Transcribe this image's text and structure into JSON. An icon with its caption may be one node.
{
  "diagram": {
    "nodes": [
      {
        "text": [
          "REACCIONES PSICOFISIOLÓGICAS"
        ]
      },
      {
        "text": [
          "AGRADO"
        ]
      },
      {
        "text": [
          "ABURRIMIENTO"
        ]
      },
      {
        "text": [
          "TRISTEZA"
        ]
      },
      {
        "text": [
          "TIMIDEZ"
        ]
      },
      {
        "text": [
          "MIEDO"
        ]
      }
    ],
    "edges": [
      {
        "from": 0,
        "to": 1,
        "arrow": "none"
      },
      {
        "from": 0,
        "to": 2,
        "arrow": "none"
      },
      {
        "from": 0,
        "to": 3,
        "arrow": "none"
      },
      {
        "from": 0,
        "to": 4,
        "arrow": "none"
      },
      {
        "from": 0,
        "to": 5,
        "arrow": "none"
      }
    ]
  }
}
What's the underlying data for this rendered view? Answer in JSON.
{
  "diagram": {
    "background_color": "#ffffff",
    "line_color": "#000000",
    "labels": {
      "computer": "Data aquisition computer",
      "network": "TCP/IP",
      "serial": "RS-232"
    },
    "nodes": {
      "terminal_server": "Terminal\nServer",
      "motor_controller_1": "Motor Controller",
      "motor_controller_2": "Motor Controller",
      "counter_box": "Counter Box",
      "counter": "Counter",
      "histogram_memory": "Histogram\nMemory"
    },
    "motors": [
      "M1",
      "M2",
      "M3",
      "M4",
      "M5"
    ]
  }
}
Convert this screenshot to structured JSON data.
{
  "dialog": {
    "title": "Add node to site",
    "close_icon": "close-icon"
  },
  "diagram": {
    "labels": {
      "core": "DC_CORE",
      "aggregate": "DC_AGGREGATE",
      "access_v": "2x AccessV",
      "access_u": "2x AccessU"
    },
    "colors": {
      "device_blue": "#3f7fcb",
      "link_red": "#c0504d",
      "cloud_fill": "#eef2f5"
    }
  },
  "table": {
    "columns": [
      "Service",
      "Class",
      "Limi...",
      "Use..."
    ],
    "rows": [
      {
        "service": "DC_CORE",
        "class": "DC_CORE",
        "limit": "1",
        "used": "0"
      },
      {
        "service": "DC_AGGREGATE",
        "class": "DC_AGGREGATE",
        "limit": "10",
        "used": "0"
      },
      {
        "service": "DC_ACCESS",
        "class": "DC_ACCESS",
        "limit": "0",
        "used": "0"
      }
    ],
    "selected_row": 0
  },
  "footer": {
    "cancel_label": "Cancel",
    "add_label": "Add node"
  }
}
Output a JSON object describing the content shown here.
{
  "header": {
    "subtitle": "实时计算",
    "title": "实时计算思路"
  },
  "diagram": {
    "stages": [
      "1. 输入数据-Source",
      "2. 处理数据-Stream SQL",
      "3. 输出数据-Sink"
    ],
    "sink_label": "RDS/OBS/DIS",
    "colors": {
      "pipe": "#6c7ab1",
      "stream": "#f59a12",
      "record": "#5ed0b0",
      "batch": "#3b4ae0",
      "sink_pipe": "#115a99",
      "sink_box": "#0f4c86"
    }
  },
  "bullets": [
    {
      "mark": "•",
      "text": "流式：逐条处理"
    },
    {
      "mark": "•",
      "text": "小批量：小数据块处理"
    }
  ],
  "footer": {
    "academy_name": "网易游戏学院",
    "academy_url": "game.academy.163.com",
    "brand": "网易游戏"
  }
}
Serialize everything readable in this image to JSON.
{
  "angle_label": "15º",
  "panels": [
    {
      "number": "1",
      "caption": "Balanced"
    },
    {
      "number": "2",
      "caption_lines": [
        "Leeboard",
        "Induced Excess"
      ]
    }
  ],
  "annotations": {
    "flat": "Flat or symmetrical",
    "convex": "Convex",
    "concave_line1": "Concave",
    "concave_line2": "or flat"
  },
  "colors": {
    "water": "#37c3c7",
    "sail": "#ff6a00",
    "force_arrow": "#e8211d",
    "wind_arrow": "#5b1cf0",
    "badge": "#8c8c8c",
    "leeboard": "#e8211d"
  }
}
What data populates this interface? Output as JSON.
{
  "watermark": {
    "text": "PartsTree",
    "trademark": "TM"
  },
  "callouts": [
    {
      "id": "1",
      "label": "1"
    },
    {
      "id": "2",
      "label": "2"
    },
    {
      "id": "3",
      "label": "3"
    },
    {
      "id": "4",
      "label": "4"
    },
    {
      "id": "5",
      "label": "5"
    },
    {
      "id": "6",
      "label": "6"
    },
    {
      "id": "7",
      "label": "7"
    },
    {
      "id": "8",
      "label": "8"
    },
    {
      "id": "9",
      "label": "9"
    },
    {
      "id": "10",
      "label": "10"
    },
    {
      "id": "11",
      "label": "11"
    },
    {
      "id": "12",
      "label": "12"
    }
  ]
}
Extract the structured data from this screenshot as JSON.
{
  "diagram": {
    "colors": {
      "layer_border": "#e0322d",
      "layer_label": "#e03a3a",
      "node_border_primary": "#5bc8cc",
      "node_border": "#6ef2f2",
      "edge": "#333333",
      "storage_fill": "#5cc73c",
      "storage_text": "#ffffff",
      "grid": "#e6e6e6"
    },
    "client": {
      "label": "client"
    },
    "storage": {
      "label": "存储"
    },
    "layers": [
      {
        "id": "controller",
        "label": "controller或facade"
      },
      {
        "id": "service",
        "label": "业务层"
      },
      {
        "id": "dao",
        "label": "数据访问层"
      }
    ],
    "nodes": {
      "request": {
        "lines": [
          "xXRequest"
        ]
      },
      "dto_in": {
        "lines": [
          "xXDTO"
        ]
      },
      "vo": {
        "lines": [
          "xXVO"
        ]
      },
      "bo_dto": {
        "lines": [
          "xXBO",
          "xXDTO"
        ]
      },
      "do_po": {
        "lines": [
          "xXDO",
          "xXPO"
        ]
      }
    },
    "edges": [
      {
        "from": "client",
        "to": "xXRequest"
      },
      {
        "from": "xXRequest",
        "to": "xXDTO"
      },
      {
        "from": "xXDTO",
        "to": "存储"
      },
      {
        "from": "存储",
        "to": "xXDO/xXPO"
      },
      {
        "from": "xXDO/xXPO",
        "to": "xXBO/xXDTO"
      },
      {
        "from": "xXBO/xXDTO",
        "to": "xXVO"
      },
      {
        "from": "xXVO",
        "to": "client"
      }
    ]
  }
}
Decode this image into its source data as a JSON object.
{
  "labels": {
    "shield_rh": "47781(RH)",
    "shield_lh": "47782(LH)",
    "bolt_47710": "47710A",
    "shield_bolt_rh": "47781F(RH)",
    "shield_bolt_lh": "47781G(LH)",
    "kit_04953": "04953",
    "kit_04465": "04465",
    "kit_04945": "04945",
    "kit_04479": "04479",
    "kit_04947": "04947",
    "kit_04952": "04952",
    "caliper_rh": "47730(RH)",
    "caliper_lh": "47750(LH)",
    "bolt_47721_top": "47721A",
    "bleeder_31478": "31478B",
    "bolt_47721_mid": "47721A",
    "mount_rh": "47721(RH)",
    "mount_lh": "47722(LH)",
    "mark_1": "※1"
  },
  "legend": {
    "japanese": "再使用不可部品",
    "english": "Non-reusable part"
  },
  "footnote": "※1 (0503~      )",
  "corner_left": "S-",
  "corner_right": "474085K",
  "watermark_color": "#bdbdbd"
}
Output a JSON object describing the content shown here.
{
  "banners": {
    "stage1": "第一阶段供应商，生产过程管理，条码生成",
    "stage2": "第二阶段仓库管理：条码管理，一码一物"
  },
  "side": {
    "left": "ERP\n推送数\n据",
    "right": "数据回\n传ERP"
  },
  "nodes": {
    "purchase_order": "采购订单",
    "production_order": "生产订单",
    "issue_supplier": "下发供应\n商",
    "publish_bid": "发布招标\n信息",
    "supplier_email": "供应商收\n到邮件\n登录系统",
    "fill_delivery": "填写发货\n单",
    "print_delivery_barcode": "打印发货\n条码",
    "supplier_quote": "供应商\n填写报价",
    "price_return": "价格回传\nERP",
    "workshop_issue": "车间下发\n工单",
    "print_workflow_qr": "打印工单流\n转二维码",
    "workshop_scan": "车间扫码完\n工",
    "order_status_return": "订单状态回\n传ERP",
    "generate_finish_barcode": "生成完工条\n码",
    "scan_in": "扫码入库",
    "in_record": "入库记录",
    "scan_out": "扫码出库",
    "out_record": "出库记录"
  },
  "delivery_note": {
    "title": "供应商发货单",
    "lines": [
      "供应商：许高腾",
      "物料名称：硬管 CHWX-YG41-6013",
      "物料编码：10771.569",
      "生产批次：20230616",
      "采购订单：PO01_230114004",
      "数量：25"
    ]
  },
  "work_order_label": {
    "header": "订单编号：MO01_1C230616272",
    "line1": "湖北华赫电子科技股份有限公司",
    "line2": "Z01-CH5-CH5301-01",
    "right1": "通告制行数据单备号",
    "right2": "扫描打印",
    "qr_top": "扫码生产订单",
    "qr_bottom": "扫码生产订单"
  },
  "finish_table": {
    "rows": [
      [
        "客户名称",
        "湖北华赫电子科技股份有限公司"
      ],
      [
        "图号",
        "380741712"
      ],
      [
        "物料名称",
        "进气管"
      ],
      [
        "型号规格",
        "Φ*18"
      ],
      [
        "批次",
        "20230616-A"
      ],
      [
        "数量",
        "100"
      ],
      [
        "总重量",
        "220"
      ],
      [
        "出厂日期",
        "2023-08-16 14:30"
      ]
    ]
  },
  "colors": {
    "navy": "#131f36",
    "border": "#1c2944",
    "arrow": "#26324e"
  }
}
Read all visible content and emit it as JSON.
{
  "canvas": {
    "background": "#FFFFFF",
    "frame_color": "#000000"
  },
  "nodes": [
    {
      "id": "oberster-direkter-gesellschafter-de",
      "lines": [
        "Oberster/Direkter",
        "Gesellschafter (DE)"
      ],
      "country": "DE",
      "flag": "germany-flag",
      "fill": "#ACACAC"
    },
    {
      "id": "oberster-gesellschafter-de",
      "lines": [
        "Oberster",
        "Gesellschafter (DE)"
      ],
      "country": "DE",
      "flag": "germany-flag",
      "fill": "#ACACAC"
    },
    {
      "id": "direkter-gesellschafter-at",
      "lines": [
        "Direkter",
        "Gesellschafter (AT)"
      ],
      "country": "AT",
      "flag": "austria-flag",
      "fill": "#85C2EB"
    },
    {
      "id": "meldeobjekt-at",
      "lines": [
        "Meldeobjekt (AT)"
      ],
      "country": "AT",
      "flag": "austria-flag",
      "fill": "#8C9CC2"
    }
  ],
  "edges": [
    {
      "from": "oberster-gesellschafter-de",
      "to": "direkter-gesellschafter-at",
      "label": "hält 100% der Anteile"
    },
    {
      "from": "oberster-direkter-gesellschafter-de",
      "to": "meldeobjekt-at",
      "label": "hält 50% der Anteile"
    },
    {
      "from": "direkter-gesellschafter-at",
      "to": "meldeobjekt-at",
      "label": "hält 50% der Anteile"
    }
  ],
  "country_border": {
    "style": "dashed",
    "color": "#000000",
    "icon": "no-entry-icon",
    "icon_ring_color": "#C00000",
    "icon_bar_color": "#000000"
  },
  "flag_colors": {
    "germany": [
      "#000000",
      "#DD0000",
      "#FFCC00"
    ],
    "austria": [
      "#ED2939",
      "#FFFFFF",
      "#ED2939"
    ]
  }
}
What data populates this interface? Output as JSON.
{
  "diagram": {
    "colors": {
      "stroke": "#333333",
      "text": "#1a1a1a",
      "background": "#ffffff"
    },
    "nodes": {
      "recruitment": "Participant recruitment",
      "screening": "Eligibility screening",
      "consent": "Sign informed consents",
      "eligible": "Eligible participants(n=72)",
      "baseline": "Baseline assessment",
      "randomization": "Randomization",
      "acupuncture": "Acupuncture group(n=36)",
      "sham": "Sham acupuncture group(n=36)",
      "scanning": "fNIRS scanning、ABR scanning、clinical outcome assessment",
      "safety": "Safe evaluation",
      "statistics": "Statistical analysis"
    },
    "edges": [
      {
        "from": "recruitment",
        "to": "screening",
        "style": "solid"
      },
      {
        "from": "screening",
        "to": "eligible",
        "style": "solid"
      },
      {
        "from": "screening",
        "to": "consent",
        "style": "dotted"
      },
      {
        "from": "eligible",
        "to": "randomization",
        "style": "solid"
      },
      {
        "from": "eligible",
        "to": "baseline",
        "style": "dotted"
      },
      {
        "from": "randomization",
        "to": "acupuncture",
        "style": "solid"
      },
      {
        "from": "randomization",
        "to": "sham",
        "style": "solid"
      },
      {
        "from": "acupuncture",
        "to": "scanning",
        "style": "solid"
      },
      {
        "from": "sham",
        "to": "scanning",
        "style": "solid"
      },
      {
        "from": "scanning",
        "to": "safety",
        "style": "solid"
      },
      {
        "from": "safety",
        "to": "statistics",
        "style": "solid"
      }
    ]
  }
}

= = = =

## WHAT IS EXPECTED
Show every line from the entries above in which the word "xXRequest" appears.

## RESPONSE FOR THIS EXERCISE
          "xXRequest"
        "to": "xXRequest"
        "from": "xXRequest",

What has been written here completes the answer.